== Stated problem ==
Copy every record word for word.

───── Records for the task

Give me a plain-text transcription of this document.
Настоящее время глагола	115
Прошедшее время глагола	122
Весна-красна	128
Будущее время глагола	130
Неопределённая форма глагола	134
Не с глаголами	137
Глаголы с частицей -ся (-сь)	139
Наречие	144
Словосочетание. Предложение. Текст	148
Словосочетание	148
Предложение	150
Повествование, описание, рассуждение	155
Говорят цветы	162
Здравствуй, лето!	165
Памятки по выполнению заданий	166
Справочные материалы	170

──────────

== Finished task ==
Give me a plain-text transcription of this document.
Настоящее время глагола	115
Прошедшее время глагола	122
Весна-красна	128
Будущее время глагола	130
Неопределённая форма глагола	134
Не с глаголами	137
Глаголы с частицей -ся (-сь)	139
Наречие	144
Словосочетание. Предложение. Текст	148
Словосочетание	148
Предложение	150
Повествование, описание, рассуждение	155
Говорят цветы	162
Здравствуй, лето!	165
Памятки по выполнению заданий	166
Справочные материалы	170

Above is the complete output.